WRITTEN INSTRUCTION
Extract every line below that contains the word "травматизма".
****
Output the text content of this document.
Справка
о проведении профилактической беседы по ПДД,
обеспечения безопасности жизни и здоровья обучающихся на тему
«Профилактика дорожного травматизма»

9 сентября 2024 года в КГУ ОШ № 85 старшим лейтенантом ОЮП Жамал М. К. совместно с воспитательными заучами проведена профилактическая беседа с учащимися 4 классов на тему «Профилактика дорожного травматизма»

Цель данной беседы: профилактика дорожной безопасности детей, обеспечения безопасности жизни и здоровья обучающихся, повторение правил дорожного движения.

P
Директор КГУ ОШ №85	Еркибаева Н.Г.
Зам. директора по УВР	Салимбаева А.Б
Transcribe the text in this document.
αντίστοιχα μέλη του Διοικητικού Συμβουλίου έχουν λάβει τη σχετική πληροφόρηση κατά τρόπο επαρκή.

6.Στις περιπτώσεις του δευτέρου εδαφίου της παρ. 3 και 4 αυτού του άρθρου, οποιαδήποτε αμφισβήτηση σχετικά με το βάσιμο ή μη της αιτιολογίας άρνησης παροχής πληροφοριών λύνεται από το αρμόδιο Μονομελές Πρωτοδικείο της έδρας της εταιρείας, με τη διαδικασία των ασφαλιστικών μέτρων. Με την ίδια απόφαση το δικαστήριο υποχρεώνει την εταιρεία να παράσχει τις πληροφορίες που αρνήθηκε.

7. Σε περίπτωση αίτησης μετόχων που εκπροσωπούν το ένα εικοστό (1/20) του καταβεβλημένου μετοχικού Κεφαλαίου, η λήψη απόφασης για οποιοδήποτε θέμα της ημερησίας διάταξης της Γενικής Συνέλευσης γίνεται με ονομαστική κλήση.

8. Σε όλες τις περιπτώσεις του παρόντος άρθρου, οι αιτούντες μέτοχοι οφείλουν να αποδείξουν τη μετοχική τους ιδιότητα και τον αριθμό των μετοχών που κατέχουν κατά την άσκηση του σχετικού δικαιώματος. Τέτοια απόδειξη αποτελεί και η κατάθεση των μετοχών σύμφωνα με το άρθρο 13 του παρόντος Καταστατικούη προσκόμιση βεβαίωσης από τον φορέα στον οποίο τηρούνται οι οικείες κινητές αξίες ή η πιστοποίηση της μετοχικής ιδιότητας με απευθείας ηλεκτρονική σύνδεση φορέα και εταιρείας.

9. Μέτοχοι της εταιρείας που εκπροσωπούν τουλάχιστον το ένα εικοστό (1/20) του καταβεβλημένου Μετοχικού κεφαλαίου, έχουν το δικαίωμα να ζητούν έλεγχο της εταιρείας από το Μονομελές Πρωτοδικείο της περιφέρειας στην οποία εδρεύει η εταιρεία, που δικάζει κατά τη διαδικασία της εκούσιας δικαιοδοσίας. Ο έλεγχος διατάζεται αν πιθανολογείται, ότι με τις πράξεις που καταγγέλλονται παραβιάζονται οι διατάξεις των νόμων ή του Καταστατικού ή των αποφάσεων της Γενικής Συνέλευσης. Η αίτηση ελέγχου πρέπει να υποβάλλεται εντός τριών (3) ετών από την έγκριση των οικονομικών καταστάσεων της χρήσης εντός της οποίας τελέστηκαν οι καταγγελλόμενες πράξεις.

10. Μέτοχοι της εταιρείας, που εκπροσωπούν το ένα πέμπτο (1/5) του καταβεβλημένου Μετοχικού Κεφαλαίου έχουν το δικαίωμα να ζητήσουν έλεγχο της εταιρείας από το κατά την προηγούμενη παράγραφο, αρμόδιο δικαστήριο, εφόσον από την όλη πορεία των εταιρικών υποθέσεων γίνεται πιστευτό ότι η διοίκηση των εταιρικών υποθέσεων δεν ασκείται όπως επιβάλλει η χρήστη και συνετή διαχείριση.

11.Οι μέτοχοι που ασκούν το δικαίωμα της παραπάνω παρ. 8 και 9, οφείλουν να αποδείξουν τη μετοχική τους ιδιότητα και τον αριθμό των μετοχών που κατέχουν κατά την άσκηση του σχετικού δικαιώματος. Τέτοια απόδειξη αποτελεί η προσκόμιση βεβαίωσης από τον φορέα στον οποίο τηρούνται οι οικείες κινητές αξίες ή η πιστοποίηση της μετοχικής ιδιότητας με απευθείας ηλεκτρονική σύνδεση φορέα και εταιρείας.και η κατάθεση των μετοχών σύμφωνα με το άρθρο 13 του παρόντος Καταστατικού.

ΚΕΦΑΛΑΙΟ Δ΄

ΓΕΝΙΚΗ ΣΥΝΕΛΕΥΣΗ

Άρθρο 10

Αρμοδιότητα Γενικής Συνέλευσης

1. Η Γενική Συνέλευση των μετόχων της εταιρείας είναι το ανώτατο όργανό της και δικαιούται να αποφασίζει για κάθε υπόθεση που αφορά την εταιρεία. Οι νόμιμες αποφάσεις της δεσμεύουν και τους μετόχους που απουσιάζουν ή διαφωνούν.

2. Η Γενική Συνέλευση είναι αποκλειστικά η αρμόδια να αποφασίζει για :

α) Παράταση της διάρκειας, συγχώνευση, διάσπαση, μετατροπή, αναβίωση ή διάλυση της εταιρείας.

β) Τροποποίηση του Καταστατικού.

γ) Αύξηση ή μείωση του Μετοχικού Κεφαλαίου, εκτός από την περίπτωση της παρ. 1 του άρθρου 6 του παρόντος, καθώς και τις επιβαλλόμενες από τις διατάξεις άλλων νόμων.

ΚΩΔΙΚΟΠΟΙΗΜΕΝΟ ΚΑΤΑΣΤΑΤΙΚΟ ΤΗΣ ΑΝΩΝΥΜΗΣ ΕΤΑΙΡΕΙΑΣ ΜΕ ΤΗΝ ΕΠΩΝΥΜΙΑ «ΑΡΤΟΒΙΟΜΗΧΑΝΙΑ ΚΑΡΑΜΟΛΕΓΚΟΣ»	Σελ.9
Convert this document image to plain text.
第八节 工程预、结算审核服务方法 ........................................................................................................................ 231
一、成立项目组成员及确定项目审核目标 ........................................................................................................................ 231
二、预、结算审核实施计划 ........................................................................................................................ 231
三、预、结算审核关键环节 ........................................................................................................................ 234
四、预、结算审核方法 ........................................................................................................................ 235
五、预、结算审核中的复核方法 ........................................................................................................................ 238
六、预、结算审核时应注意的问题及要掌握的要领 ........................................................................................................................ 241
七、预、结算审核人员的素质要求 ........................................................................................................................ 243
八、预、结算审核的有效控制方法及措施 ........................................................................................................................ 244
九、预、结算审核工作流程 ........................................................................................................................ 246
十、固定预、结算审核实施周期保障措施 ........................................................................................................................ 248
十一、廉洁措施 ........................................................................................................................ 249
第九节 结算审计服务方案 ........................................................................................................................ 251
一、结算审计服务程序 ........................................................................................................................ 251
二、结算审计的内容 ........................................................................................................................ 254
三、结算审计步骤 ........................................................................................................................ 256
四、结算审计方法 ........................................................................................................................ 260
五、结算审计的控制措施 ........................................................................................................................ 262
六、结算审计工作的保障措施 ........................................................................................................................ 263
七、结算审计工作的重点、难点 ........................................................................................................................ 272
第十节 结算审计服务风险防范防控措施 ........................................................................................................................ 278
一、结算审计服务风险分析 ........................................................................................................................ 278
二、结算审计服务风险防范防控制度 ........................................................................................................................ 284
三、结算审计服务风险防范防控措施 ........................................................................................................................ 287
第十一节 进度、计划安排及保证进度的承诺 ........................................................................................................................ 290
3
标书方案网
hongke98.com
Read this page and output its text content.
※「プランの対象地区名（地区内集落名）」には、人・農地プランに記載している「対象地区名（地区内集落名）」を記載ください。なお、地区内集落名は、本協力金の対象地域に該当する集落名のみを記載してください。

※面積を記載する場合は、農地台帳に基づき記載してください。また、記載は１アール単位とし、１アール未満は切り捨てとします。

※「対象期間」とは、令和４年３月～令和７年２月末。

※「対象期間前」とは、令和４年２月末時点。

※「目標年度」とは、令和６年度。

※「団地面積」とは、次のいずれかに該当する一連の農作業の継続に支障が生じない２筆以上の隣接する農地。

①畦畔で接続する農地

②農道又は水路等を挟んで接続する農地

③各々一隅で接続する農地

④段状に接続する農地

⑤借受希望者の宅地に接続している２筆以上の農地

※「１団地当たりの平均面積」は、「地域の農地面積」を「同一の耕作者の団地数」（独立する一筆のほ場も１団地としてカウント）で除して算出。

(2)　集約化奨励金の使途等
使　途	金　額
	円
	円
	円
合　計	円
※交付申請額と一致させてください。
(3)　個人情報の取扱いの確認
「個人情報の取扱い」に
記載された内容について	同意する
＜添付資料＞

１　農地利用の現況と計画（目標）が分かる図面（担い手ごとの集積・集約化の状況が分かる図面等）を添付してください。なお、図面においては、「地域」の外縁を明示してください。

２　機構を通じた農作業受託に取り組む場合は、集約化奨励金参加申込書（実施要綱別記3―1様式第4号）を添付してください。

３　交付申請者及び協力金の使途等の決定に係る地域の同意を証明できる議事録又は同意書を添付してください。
****
THE RESPONSE
«Профилактика дорожного травматизма»
9 сентября 2024 года в КГУ ОШ № 85 старшим лейтенантом ОЮП Жамал М. К. совместно с воспитательными заучами проведена профилактическая беседа с учащимися 4 классов на тему «Профилактика дорожного травматизма»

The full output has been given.